= DIRECTIONS FOR THIS TASK =
Gather every line in the records below that contains the word "true".

(Collection entries)

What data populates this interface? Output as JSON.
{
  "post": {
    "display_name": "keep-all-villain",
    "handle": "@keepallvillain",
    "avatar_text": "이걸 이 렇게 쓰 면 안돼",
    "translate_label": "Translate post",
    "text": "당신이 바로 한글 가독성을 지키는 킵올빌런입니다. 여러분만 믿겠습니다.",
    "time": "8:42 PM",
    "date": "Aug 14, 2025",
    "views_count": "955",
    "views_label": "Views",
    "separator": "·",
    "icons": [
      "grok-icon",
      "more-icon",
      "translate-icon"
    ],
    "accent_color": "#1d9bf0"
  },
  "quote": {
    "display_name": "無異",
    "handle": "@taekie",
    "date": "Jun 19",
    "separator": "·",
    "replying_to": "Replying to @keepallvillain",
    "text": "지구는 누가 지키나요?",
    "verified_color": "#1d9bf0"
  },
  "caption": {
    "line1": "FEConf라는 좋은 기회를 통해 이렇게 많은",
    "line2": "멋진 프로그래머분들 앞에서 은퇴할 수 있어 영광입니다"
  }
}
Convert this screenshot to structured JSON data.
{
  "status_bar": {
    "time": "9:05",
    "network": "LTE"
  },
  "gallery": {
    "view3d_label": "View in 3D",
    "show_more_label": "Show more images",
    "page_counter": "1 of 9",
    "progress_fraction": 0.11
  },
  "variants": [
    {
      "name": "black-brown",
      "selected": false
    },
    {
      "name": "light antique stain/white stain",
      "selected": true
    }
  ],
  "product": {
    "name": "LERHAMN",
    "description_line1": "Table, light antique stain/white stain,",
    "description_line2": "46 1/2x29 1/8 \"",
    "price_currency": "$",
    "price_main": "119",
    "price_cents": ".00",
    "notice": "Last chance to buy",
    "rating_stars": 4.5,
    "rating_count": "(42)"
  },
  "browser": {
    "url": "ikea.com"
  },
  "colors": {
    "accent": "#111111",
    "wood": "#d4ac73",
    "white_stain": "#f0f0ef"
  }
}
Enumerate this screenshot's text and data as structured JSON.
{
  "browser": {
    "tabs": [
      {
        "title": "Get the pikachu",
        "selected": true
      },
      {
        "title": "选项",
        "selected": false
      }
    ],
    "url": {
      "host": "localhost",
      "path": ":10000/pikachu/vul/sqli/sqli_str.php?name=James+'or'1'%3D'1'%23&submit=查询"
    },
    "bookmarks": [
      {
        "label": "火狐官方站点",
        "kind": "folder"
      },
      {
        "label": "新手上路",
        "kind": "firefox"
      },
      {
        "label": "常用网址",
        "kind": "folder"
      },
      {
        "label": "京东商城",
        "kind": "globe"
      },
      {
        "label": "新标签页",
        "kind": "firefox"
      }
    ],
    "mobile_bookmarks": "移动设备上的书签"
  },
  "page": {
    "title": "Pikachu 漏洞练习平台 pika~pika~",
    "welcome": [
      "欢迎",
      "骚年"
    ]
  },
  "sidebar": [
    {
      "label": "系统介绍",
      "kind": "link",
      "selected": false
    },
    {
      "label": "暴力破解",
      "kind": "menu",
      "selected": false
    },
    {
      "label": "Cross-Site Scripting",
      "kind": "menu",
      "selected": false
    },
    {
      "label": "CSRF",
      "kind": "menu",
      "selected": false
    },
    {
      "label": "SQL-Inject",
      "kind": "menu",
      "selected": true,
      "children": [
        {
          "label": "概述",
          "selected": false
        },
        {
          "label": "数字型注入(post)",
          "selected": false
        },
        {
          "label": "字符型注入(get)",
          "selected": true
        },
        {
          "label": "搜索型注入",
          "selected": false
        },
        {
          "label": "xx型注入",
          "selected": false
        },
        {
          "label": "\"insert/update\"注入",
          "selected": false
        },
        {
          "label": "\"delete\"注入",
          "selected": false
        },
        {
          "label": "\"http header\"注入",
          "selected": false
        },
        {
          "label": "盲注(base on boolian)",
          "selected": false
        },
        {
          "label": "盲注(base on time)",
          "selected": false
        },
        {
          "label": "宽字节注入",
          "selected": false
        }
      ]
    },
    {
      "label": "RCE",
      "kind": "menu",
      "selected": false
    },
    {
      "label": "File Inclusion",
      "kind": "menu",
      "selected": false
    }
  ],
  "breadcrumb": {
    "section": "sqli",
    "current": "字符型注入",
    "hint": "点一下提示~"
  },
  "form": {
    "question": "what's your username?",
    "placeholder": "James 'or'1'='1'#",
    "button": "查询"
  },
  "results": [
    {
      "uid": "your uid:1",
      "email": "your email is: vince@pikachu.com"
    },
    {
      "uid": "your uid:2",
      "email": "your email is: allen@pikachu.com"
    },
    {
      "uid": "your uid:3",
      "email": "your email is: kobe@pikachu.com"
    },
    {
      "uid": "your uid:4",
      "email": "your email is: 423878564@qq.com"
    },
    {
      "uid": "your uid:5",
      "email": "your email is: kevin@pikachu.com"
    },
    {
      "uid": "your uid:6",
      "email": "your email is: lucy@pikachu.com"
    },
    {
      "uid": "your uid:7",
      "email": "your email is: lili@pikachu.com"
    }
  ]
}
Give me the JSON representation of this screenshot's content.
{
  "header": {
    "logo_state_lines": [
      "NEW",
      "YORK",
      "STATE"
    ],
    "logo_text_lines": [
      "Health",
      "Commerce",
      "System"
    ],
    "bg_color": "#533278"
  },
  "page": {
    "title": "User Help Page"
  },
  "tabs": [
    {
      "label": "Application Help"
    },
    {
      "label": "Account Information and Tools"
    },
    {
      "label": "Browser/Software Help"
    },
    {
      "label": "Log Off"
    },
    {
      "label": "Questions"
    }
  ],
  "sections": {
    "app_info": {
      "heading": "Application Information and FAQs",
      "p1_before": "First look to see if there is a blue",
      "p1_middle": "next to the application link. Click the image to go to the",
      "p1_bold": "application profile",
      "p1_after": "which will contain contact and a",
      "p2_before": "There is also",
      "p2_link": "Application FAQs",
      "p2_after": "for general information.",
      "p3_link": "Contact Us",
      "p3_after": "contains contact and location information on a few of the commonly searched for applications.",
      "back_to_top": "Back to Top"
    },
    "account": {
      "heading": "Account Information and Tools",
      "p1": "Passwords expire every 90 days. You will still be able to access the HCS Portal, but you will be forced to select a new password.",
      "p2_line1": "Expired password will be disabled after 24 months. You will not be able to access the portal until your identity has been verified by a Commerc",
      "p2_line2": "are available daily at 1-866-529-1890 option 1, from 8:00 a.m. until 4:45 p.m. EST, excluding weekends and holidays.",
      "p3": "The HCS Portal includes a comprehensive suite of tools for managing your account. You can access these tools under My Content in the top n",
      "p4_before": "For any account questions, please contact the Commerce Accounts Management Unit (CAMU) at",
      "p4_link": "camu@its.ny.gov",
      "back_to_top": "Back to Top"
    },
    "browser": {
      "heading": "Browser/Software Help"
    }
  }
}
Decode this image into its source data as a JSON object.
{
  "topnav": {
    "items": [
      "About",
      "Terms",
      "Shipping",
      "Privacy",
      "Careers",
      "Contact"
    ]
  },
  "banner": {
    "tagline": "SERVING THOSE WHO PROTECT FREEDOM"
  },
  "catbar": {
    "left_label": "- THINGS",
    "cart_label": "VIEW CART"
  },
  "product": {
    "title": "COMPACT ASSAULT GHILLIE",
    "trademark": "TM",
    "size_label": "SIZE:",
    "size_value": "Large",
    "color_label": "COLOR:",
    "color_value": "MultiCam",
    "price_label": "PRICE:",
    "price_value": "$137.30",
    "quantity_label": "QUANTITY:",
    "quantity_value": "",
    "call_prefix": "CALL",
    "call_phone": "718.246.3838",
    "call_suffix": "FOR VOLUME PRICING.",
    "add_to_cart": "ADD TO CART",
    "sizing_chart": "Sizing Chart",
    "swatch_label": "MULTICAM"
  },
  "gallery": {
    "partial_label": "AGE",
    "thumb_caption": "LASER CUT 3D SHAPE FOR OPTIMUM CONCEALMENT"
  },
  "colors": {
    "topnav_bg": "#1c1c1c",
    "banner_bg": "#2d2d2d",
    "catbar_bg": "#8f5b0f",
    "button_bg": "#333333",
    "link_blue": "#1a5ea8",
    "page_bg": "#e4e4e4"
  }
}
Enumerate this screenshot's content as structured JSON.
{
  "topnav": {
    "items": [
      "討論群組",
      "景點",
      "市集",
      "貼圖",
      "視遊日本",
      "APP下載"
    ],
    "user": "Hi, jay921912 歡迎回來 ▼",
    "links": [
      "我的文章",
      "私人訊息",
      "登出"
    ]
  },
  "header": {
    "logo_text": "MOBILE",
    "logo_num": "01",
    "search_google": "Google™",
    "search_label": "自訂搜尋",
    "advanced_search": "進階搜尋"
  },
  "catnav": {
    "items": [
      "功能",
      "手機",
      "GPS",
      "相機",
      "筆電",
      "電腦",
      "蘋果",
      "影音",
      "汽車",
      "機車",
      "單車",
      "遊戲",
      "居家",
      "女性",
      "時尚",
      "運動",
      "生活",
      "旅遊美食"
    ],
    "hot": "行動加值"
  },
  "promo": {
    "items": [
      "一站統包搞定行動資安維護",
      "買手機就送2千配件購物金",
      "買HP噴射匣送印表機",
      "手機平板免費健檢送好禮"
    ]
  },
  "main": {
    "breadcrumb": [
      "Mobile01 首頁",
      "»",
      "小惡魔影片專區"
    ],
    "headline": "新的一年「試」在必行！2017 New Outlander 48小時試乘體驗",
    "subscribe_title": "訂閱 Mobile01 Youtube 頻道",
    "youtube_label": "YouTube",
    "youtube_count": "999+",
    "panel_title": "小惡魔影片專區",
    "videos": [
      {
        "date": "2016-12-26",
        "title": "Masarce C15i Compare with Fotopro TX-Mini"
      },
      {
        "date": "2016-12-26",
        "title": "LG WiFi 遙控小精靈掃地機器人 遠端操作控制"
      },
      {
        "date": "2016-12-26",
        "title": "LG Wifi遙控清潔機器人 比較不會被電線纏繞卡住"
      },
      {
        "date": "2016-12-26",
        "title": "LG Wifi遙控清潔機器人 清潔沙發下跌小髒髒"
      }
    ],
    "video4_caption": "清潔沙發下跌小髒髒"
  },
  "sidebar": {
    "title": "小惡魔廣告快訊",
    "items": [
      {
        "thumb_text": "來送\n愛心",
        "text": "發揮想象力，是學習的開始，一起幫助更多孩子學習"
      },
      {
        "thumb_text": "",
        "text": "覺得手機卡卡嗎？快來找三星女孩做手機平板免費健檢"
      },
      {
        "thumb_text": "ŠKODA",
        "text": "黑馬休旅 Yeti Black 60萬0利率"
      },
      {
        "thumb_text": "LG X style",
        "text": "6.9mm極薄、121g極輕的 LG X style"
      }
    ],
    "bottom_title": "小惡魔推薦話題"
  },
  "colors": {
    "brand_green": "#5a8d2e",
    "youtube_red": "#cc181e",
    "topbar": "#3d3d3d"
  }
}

= EXERCISE OUTPUT =
      "selected": true
        "selected": true
      "selected": true,
          "selected": true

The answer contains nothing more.